**DATA PROVIDED**
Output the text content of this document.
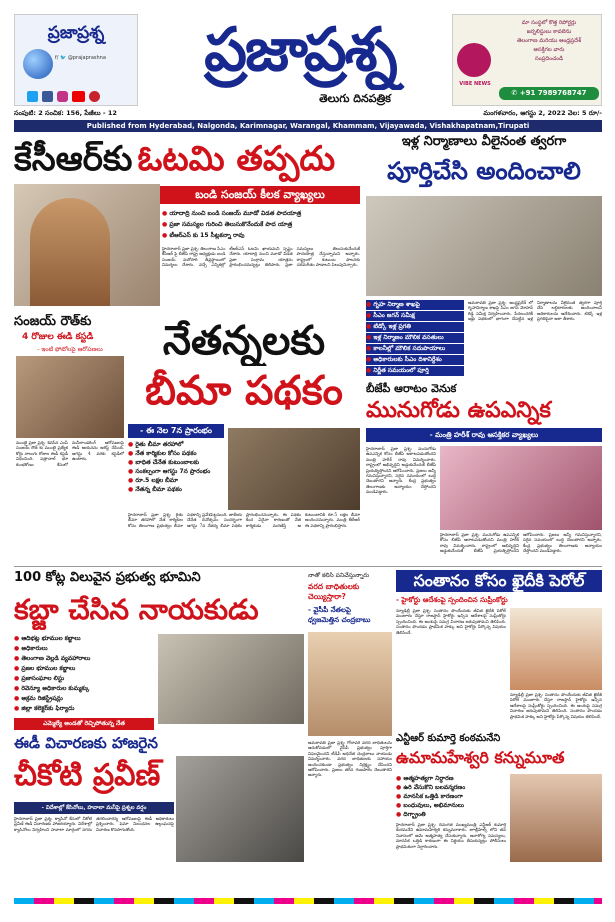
ప్రజాప్రశ్న
f/ 🐦 @prajaprashna	ప్రజాప్రశ్న
తెలుగు దినపత్రిక
VIBE NEWS
మా సంస్థలో కొత్త రిపోర్టర్లు
జర్నలిస్టులు కావలెను
తెలంగాణ మరియు ఆంధ్రప్రదేశ్
ఆసక్తిగల వారు
సంప్రదించండి
✆ +91 7989768747
సంపుటి: 2 సంచిక: 156, పేజీలు - 12	మంగళవారం, ఆగస్టు 2, 2022 వెల: 5 రూ/-
Published from Hyderabad, Nalgonda, Karimnagar, Warangal, Khammam, Vijayawada, Vishakhapatnam,Tirupati
కేసీఆర్‌కు ఓటమి తప్పదు
బండి సంజయ్ కీలక వ్యాఖ్యలు
● యాదాద్రి నుంచి బండి సంజయ్ మూడో విడత పాదయాత్ర
● ప్రజా సమస్యల గురించి తెలుసుకొనేందుకే పాద యాత్ర
● టీఆర్ఎస్ కు 15 సీట్లకన్నా రావు
హైదరాబాద్ ప్రజా ప్రశ్న: తెలంగాణ సీఎం కేసీఆర్ పై బీజేపీ రాష్ట్ర అధ్యక్షుడు బండి సంజయ్ మరోసారి తీవ్రస్థాయిలో విమర్శలు చేశారు. వచ్చే ఎన్నికల్లో టీఆర్ఎస్ ఓటమి ఖాయమని స్పష్టం చేశారు. యాదాద్రి నుంచి మూడో విడత ప్రజా సంగ్రామ యాత్రను ప్రారంభించనున్నట్లు తెలిపారు. ప్రజా సమస్యలు తెలుసుకునేందుకే పాదయాత్ర చేస్తున్నామని అన్నారు. రాష్ట్రంలో కుటుంబ పాలనకు చరమగీతం పాడాలని పిలుపునిచ్చారు.
సంజయ్ రౌత్‌కు
4 రోజుల ఈడీ కస్టడీ
- ఇంటి ఫోటోలపై ఆరోపణలు
ముంబై ప్రజా ప్రశ్న: శివసేన ఎంపీ సంజయ్ రౌత్ కు ముంబై ప్రత్యేక కోర్టు నాలుగు రోజుల ఈడీ కస్టడీ విధించింది. పత్రాచాల్ భూ కుంభకోణం కేసులో మనీలాండరింగ్ ఆరోపణలపై ఈడీ ఆయనను అరెస్ట్ చేసింది. ఆగస్టు 4 వరకు కస్టడీలో ఉంటారు.
నేతన్నలకు
బీమా పథకం
- ఈ నెల 7న ప్రారంభం
● రైతు బీమా తరహాలో
● నేత కార్మికుల కోసం పథకం
● బాధిత చేనేత కుటుంబాలకు
● సంకల్పంగా ఆగస్టు 7న ప్రారంభం
● రూ.5 లక్షల బీమా
● నేతన్న బీమా పథకం
హైదరాబాద్ ప్రజా ప్రశ్న: రైతు బీమా తరహాలో నేత కార్మికుల కోసం తెలంగాణ ప్రభుత్వం బీమా పథకాన్ని ప్రవేశపెట్టనుంది. జాతీయ చేనేత దినోత్సవం సందర్భంగా ఆగస్టు 7న నేతన్న బీమా పథకం ప్రారంభించనున్నారు. ఈ పథకం కింద ఏదైనా కారణంతో నేత కార్మికుడు మరణిస్తే ఆ కుటుంబానికి రూ.5 లక్షల బీమా అందించనున్నారు. మంత్రి కేటీఆర్ ఈ పథకాన్ని ప్రారంభిస్తారు.
ఇళ్ల నిర్మాణాలు వీలైనంత త్వరగా
పూర్తిచేసి అందించాలి
● గృహ నిర్మాణ శాఖపై
● సీఎం జగన్ సమీక్ష
● టిడ్కో ఇళ్ల ప్రగతి
● ఇళ్ల నిర్మాణం మౌలిక వసతులు
● కాలనీల్లో మౌలిక సదుపాయాలు
● అధికారులకు సీఎం దిశానిర్దేశం
● నిర్ణీత సమయంలో పూర్తి
అమరావతి ప్రజా ప్రశ్న: ఆంధ్రప్రదేశ్ లో గృహనిర్మాణ శాఖపై సీఎం జగన్ మోహన్ రెడ్డి సమీక్ష నిర్వహించారు. పేదలందరికీ ఇళ్లు పథకంలో భాగంగా చేపట్టిన ఇళ్ల నిర్మాణాలను వీలైనంత త్వరగా పూర్తి చేసి లబ్ధిదారులకు అందించాలని అధికారులను ఆదేశించారు. టిడ్కో ఇళ్ల ప్రగతిపైనా ఆరా తీశారు.
బీజేపీ ఆరాటం వెనుక
మునుగోడు ఉపఎన్నిక
- మంత్రి హరీశ్ రావు ఆసక్తికర వ్యాఖ్యలు
హైదరాబాద్ ప్రజా ప్రశ్న: మునుగోడు ఉపఎన్నిక కోసం బీజేపీ ఆరాటపడుతోందని మంత్రి హరీశ్ రావు విమర్శించారు. రాష్ట్రంలో అభివృద్ధిని అడ్డుకునేందుకే బీజేపీ ప్రయత్నిస్తోందని ఆరోపించారు. ప్రజలు అన్నీ గమనిస్తున్నారని, సరైన సమయంలో బుద్ధి చెబుతారని అన్నారు. కేంద్ర ప్రభుత్వం తెలంగాణకు అన్యాయం చేస్తోందని మండిపడ్డారు.
హైదరాబాద్ ప్రజా ప్రశ్న: మునుగోడు ఉపఎన్నిక కోసం బీజేపీ ఆరాటపడుతోందని మంత్రి హరీశ్ రావు విమర్శించారు. రాష్ట్రంలో అభివృద్ధిని అడ్డుకునేందుకే బీజేపీ ప్రయత్నిస్తోందని ఆరోపించారు. ప్రజలు అన్నీ గమనిస్తున్నారని, సరైన సమయంలో బుద్ధి చెబుతారని అన్నారు. కేంద్ర ప్రభుత్వం తెలంగాణకు అన్యాయం చేస్తోందని మండిపడ్డారు.
100 కోట్ల విలువైన ప్రభుత్వ భూమిని
కబ్జా చేసిన నాయకుడు
● ఆదిభట్ల భూముల కబ్జాలు
● అధికారులు
● తెలంగాణ వెల్లడి వ్యవహారాలు
● ప్రజల భూముల కబ్జాలు
● ప్రజాసంఘాల లిస్టు
● రెవెన్యూ అధికారుల కుమ్మక్కు
● అక్రమ రిజిస్ట్రేషన్లు
● జిల్లా కలెక్టర్‌కు ఫిర్యాదు
ఎమ్మెల్యే అండతో రెచ్చిపోతున్న నేత
ఈడీ విచారణకు హాజరైన
చీకోటి ప్రవీణ్
- విదేశాల్లో కేసినోలు, హవాలా మనీపై ప్రశ్నల వర్షం
హైదరాబాద్ ప్రజా ప్రశ్న: క్యాసినో కేసులో చీకోటి ప్రవీణ్ ఈడీ విచారణకు హాజరయ్యారు. విదేశాల్లో క్యాసినోలు నిర్వహించి హవాలా మార్గంలో నగదు తరలించారన్న ఆరోపణలపై ఈడీ అధికారులు ప్రశ్నించారు. ఫెమా నిబంధనల ఉల్లంఘనపై విచారణ కొనసాగుతోంది.
నాతో కలిసి పనిచేస్తున్నారు
వరద బాధితులకు చెయ్యిస్తారా?
- వైసీపీ నేతలపై
ధ్వజమెత్తిన చంద్రబాబు
అమరావతి ప్రజా ప్రశ్న: గోదావరి వరద బాధితులను ఆదుకోవడంలో వైసీపీ ప్రభుత్వం పూర్తిగా విఫలమైందని టీడీపీ అధినేత చంద్రబాబు నాయుడు విమర్శించారు. వరద బాధితులకు సహాయం అందించకుండా ప్రభుత్వం నిర్లక్ష్యం చేసిందని ఆరోపించారు. ప్రజలు తగిన గుణపాఠం చెబుతారని అన్నారు.
సంతానం కోసం ఖైదీకి పెరోల్
- హైకోర్టు ఆదేశంపై స్పందించిన సుప్రీంకోర్టు
న్యూఢిల్లీ ప్రజా ప్రశ్న: సంతానం పొందేందుకు జీవిత ఖైదీకి పెరోల్ మంజూరు చేస్తూ రాజస్థాన్ హైకోర్టు ఇచ్చిన ఆదేశాలపై సుప్రీంకోర్టు స్పందించింది. ఈ అంశంపై సమగ్ర విచారణ జరుపుతామని తెలిపింది. సంతానం పొందడం ప్రాథమిక హక్కు అని హైకోర్టు పేర్కొన్న విషయం తెలిసిందే.
న్యూఢిల్లీ ప్రజా ప్రశ్న: సంతానం పొందేందుకు జీవిత ఖైదీకి పెరోల్ మంజూరు చేస్తూ రాజస్థాన్ హైకోర్టు ఇచ్చిన ఆదేశాలపై సుప్రీంకోర్టు స్పందించింది. ఈ అంశంపై సమగ్ర విచారణ జరుపుతామని తెలిపింది. సంతానం పొందడం ప్రాథమిక హక్కు అని హైకోర్టు పేర్కొన్న విషయం తెలిసిందే.
ఎన్టీఆర్ కుమార్తె కంఠమనేని
ఉమామహేశ్వరి కన్నుమూత
● ఆత్మహత్యగా నిర్ధారణ
● ఉరి వేసుకొని బలవన్మరణం
● మానసిక ఒత్తిడి కారణంగా
● బంధువులు, అభిమానులు
● దిగ్భ్రాంతి
హైదరాబాద్ ప్రజా ప్రశ్న: దివంగత ముఖ్యమంత్రి ఎన్టీఆర్ కుమార్తె కంఠమనేని ఉమామహేశ్వరి కన్నుమూశారు. జూబ్లీహిల్స్ లోని తన నివాసంలో ఆమె ఆత్మహత్య చేసుకున్నారు. అనారోగ్య సమస్యలు, మానసిక ఒత్తిడి కారణంగా ఈ నిర్ణయం తీసుకున్నట్లు పోలీసులు ప్రాథమికంగా నిర్ధారించారు.
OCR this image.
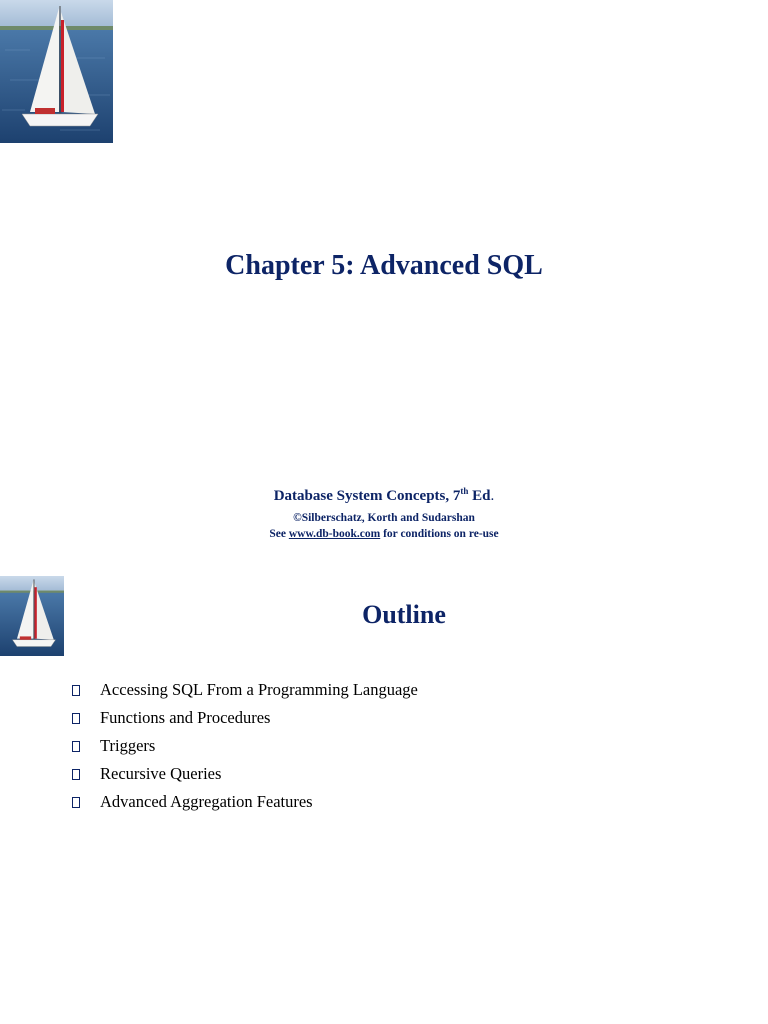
Chapter 5: Advanced SQL
Database System Concepts, 7th Ed.
©Silberschatz, Korth and Sudarshan
See www.db-book.com for conditions on re-use
Outline
Accessing SQL From a Programming Language
Functions and Procedures
Triggers
Recursive Queries
Advanced Aggregation Features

**DO THIS**
Write out the lines of the material from the one containing "OCR this image." through the last, exactly and only those. Leave every picture out.

**COMPLETED TASK**
OCR this image.
Chapter 5: Advanced SQL
Database System Concepts, 7th Ed.
©Silberschatz, Korth and Sudarshan
See www.db-book.com for conditions on re-use
Outline
Accessing SQL From a Programming Language
Functions and Procedures
Triggers
Recursive Queries
Advanced Aggregation Features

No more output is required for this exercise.